SET PROBLEM —
Take from the listing each line that has the string "positions".

+++

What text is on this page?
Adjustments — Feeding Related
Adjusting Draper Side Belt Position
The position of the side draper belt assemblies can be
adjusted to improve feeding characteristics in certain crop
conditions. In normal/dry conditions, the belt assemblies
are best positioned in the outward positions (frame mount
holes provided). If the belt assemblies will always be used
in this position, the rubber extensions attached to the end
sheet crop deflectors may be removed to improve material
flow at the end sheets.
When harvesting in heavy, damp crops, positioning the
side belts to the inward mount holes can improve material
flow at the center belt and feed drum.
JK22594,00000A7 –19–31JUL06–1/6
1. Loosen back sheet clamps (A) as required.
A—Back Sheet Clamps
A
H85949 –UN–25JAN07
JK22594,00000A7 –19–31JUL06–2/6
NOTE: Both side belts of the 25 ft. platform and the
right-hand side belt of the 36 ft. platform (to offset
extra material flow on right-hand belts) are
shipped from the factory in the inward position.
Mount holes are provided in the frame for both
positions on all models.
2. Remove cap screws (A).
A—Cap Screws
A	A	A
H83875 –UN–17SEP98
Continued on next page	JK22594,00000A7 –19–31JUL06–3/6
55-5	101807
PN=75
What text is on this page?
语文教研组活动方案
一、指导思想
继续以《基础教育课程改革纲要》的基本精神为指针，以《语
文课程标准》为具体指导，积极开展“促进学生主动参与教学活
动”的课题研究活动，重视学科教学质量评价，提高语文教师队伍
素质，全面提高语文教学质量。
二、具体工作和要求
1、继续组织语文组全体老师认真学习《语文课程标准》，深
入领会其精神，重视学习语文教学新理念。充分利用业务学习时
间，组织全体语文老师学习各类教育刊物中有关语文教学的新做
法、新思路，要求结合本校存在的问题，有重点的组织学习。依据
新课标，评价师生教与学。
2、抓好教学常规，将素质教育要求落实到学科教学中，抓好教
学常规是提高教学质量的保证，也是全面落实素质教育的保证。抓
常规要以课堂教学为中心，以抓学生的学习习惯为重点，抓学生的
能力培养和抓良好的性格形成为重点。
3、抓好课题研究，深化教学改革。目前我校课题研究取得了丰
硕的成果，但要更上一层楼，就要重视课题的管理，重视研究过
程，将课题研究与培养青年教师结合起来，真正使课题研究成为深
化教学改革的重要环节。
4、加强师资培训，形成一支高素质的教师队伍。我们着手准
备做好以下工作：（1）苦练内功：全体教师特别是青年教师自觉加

+++

TASK RESULT —
are best positioned in the outward positions (frame mount
positions on all models.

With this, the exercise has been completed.